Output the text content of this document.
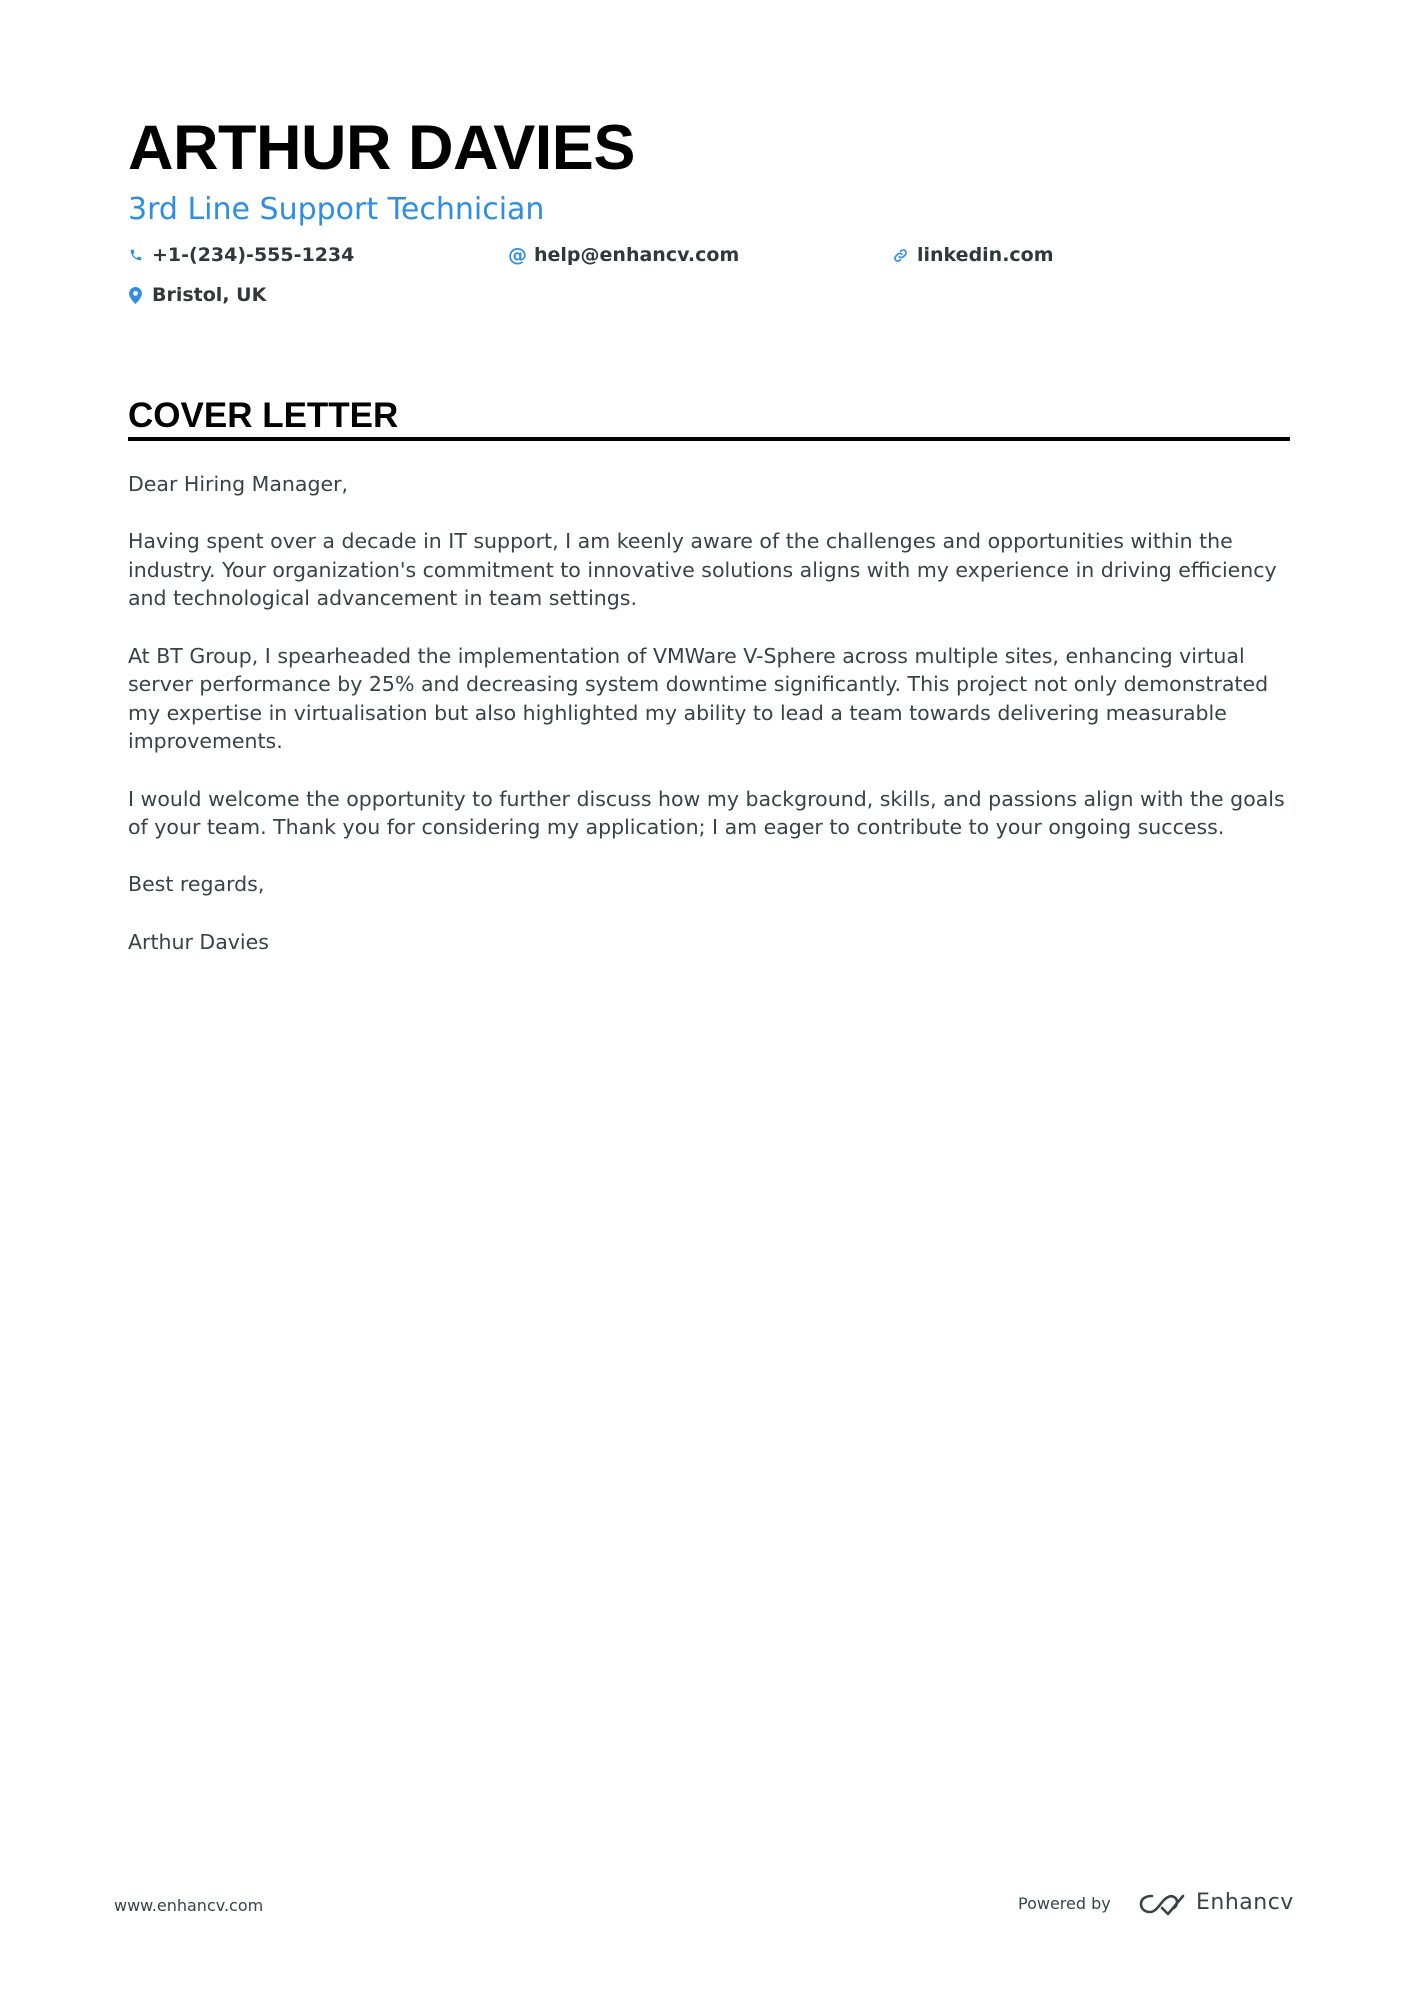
ARTHUR DAVIES
3rd Line Support Technician
+1-(234)-555-1234	@ help@enhancv.com	linkedin.com
Bristol, UK
COVER LETTER

Dear Hiring Manager,

Having spent over a decade in IT support, I am keenly aware of the challenges and opportunities within the industry. Your organization's commitment to innovative solutions aligns with my experience in driving efficiency and technological advancement in team settings.

At BT Group, I spearheaded the implementation of VMWare V-Sphere across multiple sites, enhancing virtual server performance by 25% and decreasing system downtime significantly. This project not only demonstrated my expertise in virtualisation but also highlighted my ability to lead a team towards delivering measurable improvements.

I would welcome the opportunity to further discuss how my background, skills, and passions align with the goals of your team. Thank you for considering my application; I am eager to contribute to your ongoing success.

Best regards,

Arthur Davies

www.enhancv.com	Powered by	Enhancv
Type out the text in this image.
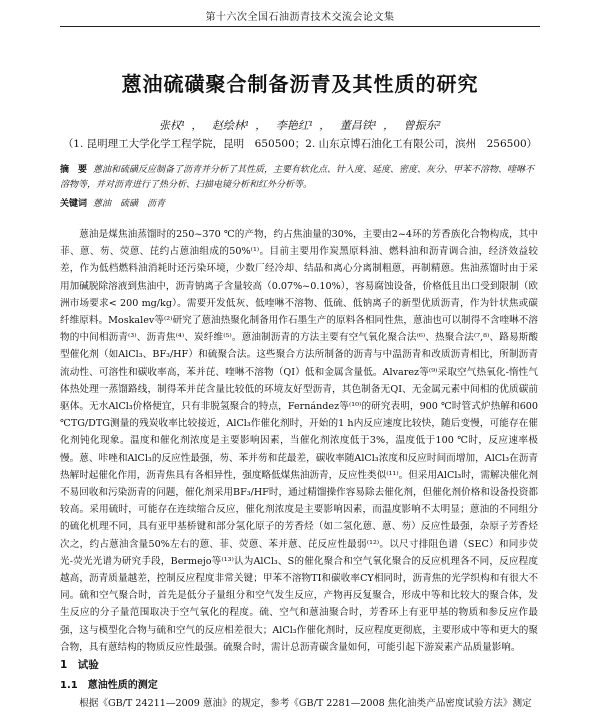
第十六次全国石油沥青技术交流会论文集
蒽油硫磺聚合制备沥青及其性质的研究
张权¹ ， 赵绘林¹ ， 李艳红¹ ， 董昌铁¹ ， 曾振东²
（1. 昆明理工大学化学工程学院，昆明　650500；2. 山东京博石油化工有限公司，滨州　256500）
摘　要 蒽油和硫磺反应制备了沥青并分析了其性质，主要有软化点、针入度、延度、密度、灰分、甲苯不溶物、喹啉不溶物等，并对沥青进行了热分析、扫描电镜分析和红外分析等。
关键词 蒽油　硫磺　沥青
蒽油是煤焦油蒸馏时的250~370 ℃的产物，约占焦油量的30%，主要由2~4环的芳香族化合物构成，其中菲、蒽、芴、荧蒽、芘约占蒽油组成的50%⁽¹⁾。目前主要用作炭黑原料油、燃料油和沥青调合油，经济效益较差，作为低档燃料油消耗时还污染环境，少数厂经冷却、结晶和离心分离制粗蒽，再制精蒽。焦油蒸馏时由于采用加碱脱除溶液到焦油中，沥青钠离子含量较高（0.07%~0.10%），容易腐蚀设备，价格低且出口受到限制（欧洲市场要求< 200 mg/kg）。需要开发低灰、低喹啉不溶物、低硫、低钠离子的新型优质沥青，作为针状焦或碳纤维原料。Moskalev等⁽²⁾研究了蒽油热聚化制备用作石墨生产的原料各相同性焦，蒽油也可以制得不含喹啉不溶物的中间相沥青⁽³⁾、沥青焦⁽⁴⁾、炭纤维⁽⁵⁾。蒽油制沥青的方法主要有空气氧化聚合法⁽⁶⁾、热聚合法⁽⁷,⁸⁾、路易斯酸型催化剂（如AlCl₃、BF₃/HF）和硫聚合法。这些聚合方法所制备的沥青与中温沥青和改质沥青相比，所制沥青流动性、可溶性和碳收率高，苯并芘、喹啉不溶物（QI）低和金属含量低。Alvarez等⁽⁹⁾采取空气热氧化-惰性气体热处理一蒸馏路线，制得苯并芘含量比较低的环境友好型沥青，其色制备无QI、无金属元素中间相的优质碳前驱体。无水AlCl₃价格便宜，只有非脱氢聚合的特点，Fernández等⁽¹⁰⁾的研究表明，900 ℃时管式炉热解和600 ℃TG/DTG测量的残炭收率比较接近，AlCl₃作催化剂时，开始的1 h内反应速度比较快，随后变慢，可能存在催化剂钝化现象。温度和催化剂浓度是主要影响因素，当催化剂浓度低于3%，温度低于100 ℃时，反应速率极慢。蒽、咔唑和AlCl₃的反应性最强，芴、苯并芴和芘最差，碳收率随AlCl₃浓度和反应时间而增加，AlCl₃在沥青热解时起催化作用，沥青焦具有各相异性，强度略低煤焦油沥青，反应性类似⁽¹¹⁾。但采用AlCl₃时，需解决催化剂不易回收和污染沥青的问题，催化剂采用BF₃/HF时，通过精馏操作容易除去催化剂，但催化剂价格和设备投资都较高。采用硫时，可能存在连续缩合反应，催化剂浓度是主要影响因素，而温度影响不太明显；蒽油的不同组分的硫化机理不同，具有亚甲基桥键和部分氢化原子的芳香烃（如二氢化蒽、蒽、芴）反应性最强，杂原子芳香烃次之，约占蒽油含量50%左右的蒽、菲、荧蒽、苯并蒽、芘反应性最弱⁽¹²⁾。以尺寸排阻色谱（SEC）和同步荧光-荧光光谱为研究手段，Bermejo等⁽¹³⁾认为AlCl₃、S的催化聚合和空气氧化聚合的反应机理各不同，反应程度越高，沥青质量越差，控制反应程度非常关键；甲苯不溶物TI和碳收率CY相同时，沥青焦的光学织构和有很大不同。硫和空气聚合时，首先是低分子量组分和空气发生反应，产物再反复聚合，形成中等和比较大的聚合体，发生反应的分子量范围取决于空气氧化的程度。硫、空气和蒽油聚合时，芳香环上有亚甲基的物质和参反应作最强，这与模型化合物与硫和空气的反应相差很大；AlCl₃作催化剂时，反应程度更彻底，主要形成中等和更大的聚合物，具有蒽结构的物质反应性最强。硫聚合时，需计总沥青碳含量如何，可能引起下游炭素产品质量影响。
1　试验
1.1　蒽油性质的测定
根据《GB/T 24211—2009 蒽油》的规定，参考《GB/T 2281—2008 焦化油类产品密度试验方法》测定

^^^^

Given exercise:
Write out the listing above exactly as it stands, pictures excluded.

Solution to the problem:
Output the text content of this document.
ARTHUR DAVIES
3rd Line Support Technician
+1-(234)-555-1234	@ help@enhancv.com	linkedin.com
Bristol, UK
COVER LETTER

Dear Hiring Manager,

Having spent over a decade in IT support, I am keenly aware of the challenges and opportunities within the industry. Your organization's commitment to innovative solutions aligns with my experience in driving efficiency and technological advancement in team settings.

At BT Group, I spearheaded the implementation of VMWare V-Sphere across multiple sites, enhancing virtual server performance by 25% and decreasing system downtime significantly. This project not only demonstrated my expertise in virtualisation but also highlighted my ability to lead a team towards delivering measurable improvements.

I would welcome the opportunity to further discuss how my background, skills, and passions align with the goals of your team. Thank you for considering my application; I am eager to contribute to your ongoing success.

Best regards,

Arthur Davies

www.enhancv.com	Powered by	Enhancv
Type out the text in this image.
第十六次全国石油沥青技术交流会论文集
蒽油硫磺聚合制备沥青及其性质的研究
张权¹ ， 赵绘林¹ ， 李艳红¹ ， 董昌铁¹ ， 曾振东²
（1. 昆明理工大学化学工程学院，昆明　650500；2. 山东京博石油化工有限公司，滨州　256500）
摘　要 蒽油和硫磺反应制备了沥青并分析了其性质，主要有软化点、针入度、延度、密度、灰分、甲苯不溶物、喹啉不溶物等，并对沥青进行了热分析、扫描电镜分析和红外分析等。
关键词 蒽油　硫磺　沥青
蒽油是煤焦油蒸馏时的250~370 ℃的产物，约占焦油量的30%，主要由2~4环的芳香族化合物构成，其中菲、蒽、芴、荧蒽、芘约占蒽油组成的50%⁽¹⁾。目前主要用作炭黑原料油、燃料油和沥青调合油，经济效益较差，作为低档燃料油消耗时还污染环境，少数厂经冷却、结晶和离心分离制粗蒽，再制精蒽。焦油蒸馏时由于采用加碱脱除溶液到焦油中，沥青钠离子含量较高（0.07%~0.10%），容易腐蚀设备，价格低且出口受到限制（欧洲市场要求< 200 mg/kg）。需要开发低灰、低喹啉不溶物、低硫、低钠离子的新型优质沥青，作为针状焦或碳纤维原料。Moskalev等⁽²⁾研究了蒽油热聚化制备用作石墨生产的原料各相同性焦，蒽油也可以制得不含喹啉不溶物的中间相沥青⁽³⁾、沥青焦⁽⁴⁾、炭纤维⁽⁵⁾。蒽油制沥青的方法主要有空气氧化聚合法⁽⁶⁾、热聚合法⁽⁷,⁸⁾、路易斯酸型催化剂（如AlCl₃、BF₃/HF）和硫聚合法。这些聚合方法所制备的沥青与中温沥青和改质沥青相比，所制沥青流动性、可溶性和碳收率高，苯并芘、喹啉不溶物（QI）低和金属含量低。Alvarez等⁽⁹⁾采取空气热氧化-惰性气体热处理一蒸馏路线，制得苯并芘含量比较低的环境友好型沥青，其色制备无QI、无金属元素中间相的优质碳前驱体。无水AlCl₃价格便宜，只有非脱氢聚合的特点，Fernández等⁽¹⁰⁾的研究表明，900 ℃时管式炉热解和600 ℃TG/DTG测量的残炭收率比较接近，AlCl₃作催化剂时，开始的1 h内反应速度比较快，随后变慢，可能存在催化剂钝化现象。温度和催化剂浓度是主要影响因素，当催化剂浓度低于3%，温度低于100 ℃时，反应速率极慢。蒽、咔唑和AlCl₃的反应性最强，芴、苯并芴和芘最差，碳收率随AlCl₃浓度和反应时间而增加，AlCl₃在沥青热解时起催化作用，沥青焦具有各相异性，强度略低煤焦油沥青，反应性类似⁽¹¹⁾。但采用AlCl₃时，需解决催化剂不易回收和污染沥青的问题，催化剂采用BF₃/HF时，通过精馏操作容易除去催化剂，但催化剂价格和设备投资都较高。采用硫时，可能存在连续缩合反应，催化剂浓度是主要影响因素，而温度影响不太明显；蒽油的不同组分的硫化机理不同，具有亚甲基桥键和部分氢化原子的芳香烃（如二氢化蒽、蒽、芴）反应性最强，杂原子芳香烃次之，约占蒽油含量50%左右的蒽、菲、荧蒽、苯并蒽、芘反应性最弱⁽¹²⁾。以尺寸排阻色谱（SEC）和同步荧光-荧光光谱为研究手段，Bermejo等⁽¹³⁾认为AlCl₃、S的催化聚合和空气氧化聚合的反应机理各不同，反应程度越高，沥青质量越差，控制反应程度非常关键；甲苯不溶物TI和碳收率CY相同时，沥青焦的光学织构和有很大不同。硫和空气聚合时，首先是低分子量组分和空气发生反应，产物再反复聚合，形成中等和比较大的聚合体，发生反应的分子量范围取决于空气氧化的程度。硫、空气和蒽油聚合时，芳香环上有亚甲基的物质和参反应作最强，这与模型化合物与硫和空气的反应相差很大；AlCl₃作催化剂时，反应程度更彻底，主要形成中等和更大的聚合物，具有蒽结构的物质反应性最强。硫聚合时，需计总沥青碳含量如何，可能引起下游炭素产品质量影响。
1　试验
1.1　蒽油性质的测定
根据《GB/T 24211—2009 蒽油》的规定，参考《GB/T 2281—2008 焦化油类产品密度试验方法》测定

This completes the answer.